— start of Items —
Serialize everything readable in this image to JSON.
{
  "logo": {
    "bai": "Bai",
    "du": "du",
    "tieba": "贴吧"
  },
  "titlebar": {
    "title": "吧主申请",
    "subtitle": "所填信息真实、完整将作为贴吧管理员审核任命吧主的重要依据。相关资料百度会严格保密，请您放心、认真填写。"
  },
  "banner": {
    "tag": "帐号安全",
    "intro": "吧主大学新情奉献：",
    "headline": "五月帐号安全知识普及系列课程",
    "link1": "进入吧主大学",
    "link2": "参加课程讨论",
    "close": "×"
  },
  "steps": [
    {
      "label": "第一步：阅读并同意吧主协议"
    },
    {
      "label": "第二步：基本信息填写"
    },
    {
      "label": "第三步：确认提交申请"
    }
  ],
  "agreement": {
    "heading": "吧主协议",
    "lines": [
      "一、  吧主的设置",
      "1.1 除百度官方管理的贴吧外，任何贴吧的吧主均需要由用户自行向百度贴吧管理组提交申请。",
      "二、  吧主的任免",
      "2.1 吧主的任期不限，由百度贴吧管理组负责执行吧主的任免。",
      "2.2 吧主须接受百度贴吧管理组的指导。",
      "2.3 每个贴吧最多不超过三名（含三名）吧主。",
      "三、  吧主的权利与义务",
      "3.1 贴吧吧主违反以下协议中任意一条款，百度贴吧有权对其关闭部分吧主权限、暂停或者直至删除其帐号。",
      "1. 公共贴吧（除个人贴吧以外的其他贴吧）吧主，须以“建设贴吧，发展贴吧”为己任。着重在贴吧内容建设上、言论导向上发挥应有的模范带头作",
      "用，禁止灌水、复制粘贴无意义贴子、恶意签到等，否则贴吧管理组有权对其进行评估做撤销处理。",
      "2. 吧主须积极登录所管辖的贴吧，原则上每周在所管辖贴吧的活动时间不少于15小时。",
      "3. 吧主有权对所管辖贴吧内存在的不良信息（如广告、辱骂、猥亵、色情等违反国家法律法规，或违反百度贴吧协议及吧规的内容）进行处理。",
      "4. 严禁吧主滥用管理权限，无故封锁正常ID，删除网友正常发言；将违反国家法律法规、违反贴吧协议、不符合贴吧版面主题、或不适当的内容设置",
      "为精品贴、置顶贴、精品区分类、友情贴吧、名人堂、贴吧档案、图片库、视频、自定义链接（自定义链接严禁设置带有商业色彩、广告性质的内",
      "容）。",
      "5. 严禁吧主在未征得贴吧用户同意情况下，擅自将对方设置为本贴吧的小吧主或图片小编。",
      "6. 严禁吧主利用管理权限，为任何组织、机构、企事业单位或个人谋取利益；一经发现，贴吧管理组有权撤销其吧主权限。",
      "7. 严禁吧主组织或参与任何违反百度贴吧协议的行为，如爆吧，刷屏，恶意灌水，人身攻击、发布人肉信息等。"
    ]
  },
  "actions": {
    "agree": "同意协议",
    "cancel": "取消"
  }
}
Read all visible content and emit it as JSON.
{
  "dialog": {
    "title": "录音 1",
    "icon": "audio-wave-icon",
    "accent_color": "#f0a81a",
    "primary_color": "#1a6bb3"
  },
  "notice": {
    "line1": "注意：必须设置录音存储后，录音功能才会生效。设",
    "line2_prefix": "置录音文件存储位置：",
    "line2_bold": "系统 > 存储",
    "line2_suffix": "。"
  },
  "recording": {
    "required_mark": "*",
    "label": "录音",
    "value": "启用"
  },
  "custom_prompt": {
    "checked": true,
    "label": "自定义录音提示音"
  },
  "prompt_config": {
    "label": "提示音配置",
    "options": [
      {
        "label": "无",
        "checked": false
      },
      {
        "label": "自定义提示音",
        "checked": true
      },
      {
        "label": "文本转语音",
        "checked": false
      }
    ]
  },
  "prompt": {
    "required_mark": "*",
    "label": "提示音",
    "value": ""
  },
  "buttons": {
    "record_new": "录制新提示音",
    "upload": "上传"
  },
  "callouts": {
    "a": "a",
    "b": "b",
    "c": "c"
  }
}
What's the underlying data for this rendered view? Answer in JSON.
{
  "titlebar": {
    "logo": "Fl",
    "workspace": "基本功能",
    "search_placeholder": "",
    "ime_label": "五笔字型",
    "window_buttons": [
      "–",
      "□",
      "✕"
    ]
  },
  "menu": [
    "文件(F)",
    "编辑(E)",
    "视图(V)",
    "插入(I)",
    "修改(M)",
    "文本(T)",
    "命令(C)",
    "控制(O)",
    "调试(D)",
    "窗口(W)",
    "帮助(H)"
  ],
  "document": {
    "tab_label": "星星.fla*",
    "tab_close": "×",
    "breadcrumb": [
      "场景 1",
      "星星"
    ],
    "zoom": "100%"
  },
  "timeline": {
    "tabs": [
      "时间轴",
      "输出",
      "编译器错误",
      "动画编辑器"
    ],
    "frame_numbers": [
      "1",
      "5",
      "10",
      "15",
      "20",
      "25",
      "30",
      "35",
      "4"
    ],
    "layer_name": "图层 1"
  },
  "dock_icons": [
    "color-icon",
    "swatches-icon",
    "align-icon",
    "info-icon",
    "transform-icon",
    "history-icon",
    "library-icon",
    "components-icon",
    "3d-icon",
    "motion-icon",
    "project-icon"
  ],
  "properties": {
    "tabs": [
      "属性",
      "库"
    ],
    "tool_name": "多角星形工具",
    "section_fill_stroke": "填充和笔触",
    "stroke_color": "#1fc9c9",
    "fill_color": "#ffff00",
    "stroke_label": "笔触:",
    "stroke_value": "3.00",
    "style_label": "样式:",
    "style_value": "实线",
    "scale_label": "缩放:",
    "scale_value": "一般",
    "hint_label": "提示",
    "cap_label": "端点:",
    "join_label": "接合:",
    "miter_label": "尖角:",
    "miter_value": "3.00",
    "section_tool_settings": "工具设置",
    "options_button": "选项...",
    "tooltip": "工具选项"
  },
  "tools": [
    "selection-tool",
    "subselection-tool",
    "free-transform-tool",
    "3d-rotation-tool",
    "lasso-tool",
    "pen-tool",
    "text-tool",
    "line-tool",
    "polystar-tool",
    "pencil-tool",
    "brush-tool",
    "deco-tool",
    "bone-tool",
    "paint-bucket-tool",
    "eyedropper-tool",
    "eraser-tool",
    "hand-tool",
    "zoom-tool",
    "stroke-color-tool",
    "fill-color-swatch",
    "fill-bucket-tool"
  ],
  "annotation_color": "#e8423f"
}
— end of Items —
▸ **What you have to do**: Only lines holding the string "JSON" are wanted; gather each one from the entries above.

▸ **Worked answer**:
Serialize everything readable in this image to JSON.
Read all visible content and emit it as JSON.
What's the underlying data for this rendered view? Answer in JSON.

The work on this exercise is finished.